Select the lines that contain "JSON" and copy each of them.

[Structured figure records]
* START *

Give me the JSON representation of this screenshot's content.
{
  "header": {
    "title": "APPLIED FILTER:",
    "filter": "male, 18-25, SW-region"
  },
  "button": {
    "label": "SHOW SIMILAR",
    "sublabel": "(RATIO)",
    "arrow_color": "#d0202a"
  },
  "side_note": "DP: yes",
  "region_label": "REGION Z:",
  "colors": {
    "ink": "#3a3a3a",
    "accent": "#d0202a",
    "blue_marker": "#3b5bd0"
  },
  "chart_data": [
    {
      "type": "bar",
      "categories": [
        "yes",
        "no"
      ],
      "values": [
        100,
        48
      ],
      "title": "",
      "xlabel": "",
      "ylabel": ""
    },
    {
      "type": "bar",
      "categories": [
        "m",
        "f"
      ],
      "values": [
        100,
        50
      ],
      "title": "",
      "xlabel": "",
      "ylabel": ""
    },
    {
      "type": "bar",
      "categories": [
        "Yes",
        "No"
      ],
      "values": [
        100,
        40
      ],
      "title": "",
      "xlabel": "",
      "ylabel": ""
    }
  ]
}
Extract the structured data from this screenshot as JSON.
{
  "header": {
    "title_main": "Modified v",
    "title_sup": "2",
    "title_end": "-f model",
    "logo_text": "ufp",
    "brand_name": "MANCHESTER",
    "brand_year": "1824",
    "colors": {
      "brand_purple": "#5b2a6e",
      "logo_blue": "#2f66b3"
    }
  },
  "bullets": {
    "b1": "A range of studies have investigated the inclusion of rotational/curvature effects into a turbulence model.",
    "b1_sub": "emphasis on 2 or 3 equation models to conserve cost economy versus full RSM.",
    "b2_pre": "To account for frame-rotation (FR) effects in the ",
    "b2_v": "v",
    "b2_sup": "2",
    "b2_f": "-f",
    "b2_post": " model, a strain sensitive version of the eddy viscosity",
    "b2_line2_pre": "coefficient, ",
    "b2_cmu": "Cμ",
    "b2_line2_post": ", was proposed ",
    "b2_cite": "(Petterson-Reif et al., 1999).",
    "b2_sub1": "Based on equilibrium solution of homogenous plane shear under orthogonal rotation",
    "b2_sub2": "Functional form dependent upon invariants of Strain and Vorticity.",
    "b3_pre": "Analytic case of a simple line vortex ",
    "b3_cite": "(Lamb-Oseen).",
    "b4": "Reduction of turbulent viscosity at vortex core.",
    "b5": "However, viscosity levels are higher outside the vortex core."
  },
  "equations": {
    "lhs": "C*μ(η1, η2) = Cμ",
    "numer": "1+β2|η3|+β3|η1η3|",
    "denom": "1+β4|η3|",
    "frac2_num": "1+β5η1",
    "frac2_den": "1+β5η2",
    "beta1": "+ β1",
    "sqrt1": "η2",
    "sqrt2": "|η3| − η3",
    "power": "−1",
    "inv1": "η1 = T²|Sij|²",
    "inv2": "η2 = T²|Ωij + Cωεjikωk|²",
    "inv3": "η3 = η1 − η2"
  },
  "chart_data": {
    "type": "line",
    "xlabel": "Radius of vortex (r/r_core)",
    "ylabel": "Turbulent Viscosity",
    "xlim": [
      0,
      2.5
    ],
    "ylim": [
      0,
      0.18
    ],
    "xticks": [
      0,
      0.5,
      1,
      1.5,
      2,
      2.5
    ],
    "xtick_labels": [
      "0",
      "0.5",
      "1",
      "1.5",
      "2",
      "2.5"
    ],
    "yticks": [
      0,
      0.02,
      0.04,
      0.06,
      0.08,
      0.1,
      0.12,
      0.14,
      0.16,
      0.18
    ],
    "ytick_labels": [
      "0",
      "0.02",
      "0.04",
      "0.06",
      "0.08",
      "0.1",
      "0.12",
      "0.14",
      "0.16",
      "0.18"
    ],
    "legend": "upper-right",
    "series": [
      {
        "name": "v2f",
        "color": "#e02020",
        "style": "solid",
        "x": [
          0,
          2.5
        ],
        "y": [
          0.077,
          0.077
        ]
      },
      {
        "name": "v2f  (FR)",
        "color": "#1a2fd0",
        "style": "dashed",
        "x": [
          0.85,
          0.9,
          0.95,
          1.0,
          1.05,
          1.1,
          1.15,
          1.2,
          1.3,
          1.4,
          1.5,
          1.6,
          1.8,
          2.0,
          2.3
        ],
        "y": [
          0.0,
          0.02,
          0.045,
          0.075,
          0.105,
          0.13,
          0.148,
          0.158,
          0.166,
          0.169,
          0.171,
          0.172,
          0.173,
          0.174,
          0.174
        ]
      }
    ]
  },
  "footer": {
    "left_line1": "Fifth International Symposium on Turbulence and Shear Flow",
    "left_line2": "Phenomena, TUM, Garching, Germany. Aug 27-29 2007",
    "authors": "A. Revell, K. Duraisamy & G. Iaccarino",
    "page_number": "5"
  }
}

* END *

- **EXPECTED ANSWER**:
Give me the JSON representation of this screenshot's content.
Extract the structured data from this screenshot as JSON.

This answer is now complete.